▶ [Work required]: Lift every line from the entries that includes the word "screenshot".

▶ [Supplied records]:
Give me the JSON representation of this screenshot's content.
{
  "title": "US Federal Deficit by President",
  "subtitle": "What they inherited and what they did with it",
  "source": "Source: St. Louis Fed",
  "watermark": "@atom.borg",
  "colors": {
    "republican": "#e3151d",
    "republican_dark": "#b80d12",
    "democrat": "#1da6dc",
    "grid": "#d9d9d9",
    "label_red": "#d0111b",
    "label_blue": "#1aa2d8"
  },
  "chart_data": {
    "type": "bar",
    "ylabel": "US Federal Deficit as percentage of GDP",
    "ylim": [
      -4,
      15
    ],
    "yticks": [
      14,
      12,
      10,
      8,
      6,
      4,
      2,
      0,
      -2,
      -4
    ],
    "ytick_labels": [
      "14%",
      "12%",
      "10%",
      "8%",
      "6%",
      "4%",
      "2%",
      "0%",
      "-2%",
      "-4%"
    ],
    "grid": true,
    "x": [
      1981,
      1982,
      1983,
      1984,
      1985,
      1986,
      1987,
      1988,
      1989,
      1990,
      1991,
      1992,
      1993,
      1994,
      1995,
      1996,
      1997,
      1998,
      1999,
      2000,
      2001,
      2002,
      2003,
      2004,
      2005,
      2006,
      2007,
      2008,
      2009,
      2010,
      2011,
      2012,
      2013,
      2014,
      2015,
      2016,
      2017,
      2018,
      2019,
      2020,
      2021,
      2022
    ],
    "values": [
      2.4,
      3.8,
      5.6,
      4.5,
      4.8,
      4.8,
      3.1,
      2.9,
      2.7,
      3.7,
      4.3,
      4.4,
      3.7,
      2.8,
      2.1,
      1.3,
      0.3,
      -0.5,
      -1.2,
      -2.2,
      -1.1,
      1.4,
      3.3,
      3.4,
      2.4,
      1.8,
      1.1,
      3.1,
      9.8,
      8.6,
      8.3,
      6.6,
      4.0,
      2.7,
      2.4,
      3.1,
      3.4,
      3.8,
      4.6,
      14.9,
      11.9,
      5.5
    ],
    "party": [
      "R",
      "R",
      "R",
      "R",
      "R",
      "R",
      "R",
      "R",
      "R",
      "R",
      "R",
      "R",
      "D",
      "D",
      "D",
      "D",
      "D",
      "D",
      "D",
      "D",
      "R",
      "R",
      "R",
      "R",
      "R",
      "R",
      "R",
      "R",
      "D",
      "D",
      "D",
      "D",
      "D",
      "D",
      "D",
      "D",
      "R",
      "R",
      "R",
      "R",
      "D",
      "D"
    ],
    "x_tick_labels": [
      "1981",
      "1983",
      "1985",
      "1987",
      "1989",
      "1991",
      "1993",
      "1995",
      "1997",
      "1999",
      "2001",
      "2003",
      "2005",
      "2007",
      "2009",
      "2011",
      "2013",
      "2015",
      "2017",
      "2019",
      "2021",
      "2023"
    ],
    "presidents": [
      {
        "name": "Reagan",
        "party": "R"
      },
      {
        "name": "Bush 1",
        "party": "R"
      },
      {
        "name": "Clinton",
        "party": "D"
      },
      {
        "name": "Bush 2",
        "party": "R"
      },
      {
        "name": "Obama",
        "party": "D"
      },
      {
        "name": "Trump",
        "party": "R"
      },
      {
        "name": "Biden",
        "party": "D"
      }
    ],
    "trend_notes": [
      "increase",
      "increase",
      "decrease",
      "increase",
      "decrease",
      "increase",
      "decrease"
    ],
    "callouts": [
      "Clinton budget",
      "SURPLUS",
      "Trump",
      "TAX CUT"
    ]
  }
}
==
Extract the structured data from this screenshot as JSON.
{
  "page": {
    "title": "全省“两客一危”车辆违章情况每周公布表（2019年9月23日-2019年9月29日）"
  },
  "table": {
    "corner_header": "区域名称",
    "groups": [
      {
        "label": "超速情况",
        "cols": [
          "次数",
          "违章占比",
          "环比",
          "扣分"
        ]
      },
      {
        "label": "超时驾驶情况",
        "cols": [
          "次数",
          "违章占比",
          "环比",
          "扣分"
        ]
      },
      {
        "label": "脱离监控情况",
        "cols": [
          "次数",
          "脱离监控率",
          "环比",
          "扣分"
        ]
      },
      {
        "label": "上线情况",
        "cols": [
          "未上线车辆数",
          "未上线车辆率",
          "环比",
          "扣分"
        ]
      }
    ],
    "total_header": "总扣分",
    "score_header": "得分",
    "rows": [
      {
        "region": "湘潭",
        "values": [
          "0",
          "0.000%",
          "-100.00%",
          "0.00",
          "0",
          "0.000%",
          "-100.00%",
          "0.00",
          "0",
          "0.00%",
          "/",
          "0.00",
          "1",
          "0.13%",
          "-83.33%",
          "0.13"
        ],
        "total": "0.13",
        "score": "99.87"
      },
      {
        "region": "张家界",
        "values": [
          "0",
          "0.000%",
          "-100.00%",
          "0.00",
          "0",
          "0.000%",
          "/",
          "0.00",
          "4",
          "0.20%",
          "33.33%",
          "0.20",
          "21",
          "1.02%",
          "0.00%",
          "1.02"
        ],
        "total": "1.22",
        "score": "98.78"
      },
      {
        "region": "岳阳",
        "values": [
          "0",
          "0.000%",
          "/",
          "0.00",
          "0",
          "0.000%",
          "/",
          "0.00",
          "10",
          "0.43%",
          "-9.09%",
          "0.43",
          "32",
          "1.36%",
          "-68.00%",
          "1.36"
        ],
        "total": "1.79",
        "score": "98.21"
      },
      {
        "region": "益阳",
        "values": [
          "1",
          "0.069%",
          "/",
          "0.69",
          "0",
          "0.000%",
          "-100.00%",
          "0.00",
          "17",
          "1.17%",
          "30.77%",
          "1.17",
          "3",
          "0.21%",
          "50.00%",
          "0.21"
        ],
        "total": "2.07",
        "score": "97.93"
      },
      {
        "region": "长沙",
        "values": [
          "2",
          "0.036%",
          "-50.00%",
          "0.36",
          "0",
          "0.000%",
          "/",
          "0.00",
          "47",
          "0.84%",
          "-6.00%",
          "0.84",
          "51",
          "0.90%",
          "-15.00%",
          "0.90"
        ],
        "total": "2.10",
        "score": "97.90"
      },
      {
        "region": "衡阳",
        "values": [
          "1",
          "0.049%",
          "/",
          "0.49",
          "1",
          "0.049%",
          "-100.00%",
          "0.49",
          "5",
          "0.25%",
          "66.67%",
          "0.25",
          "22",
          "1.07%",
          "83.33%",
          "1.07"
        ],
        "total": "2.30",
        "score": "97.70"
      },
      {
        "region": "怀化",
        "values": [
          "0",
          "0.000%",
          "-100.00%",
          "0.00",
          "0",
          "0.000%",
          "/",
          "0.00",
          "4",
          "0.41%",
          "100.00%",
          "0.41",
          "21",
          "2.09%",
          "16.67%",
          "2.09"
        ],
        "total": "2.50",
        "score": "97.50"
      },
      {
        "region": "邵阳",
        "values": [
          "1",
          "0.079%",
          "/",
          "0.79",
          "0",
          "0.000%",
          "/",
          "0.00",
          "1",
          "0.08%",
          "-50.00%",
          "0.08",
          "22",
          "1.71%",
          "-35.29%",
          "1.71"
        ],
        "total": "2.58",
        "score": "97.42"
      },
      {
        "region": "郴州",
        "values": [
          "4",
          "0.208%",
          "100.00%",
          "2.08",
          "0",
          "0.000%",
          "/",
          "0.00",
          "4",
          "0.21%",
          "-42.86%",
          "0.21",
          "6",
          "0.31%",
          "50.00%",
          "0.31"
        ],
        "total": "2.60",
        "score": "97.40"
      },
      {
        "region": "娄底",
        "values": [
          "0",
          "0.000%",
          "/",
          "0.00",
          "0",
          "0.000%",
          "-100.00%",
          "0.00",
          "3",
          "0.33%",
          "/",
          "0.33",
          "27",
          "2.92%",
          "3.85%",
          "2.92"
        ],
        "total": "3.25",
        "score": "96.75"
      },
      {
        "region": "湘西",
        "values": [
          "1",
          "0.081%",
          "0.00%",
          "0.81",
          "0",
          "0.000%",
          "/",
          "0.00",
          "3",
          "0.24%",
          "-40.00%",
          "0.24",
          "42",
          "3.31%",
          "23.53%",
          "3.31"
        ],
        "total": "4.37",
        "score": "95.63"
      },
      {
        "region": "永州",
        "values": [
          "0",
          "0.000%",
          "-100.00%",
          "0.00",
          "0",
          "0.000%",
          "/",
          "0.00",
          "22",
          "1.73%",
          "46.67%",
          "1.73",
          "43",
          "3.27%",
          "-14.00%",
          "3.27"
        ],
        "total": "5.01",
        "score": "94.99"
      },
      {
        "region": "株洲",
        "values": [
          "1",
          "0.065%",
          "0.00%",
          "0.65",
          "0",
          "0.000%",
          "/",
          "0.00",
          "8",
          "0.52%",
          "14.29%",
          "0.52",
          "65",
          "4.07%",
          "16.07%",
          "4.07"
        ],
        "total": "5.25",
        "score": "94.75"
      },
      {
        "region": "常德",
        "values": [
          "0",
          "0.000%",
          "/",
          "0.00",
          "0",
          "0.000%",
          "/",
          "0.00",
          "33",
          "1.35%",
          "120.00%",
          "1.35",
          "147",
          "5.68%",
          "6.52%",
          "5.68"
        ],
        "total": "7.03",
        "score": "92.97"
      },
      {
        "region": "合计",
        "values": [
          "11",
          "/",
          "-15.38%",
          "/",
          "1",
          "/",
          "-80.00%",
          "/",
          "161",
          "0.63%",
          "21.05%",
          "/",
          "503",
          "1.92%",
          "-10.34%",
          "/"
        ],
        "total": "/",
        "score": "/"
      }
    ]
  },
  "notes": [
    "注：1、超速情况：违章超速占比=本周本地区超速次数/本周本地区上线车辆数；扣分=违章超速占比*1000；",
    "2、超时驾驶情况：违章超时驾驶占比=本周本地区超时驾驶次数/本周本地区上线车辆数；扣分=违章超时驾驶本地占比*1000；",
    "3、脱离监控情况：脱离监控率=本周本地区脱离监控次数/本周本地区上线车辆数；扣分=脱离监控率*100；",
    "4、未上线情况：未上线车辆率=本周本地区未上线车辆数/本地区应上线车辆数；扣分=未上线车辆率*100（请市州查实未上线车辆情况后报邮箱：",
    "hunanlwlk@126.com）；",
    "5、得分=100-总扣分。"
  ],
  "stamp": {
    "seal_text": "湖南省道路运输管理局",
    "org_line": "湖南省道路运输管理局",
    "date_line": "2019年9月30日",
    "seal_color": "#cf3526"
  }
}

▶ [Finished exercise]:
Give me the JSON representation of this screenshot's content.
Extract the structured data from this screenshot as JSON.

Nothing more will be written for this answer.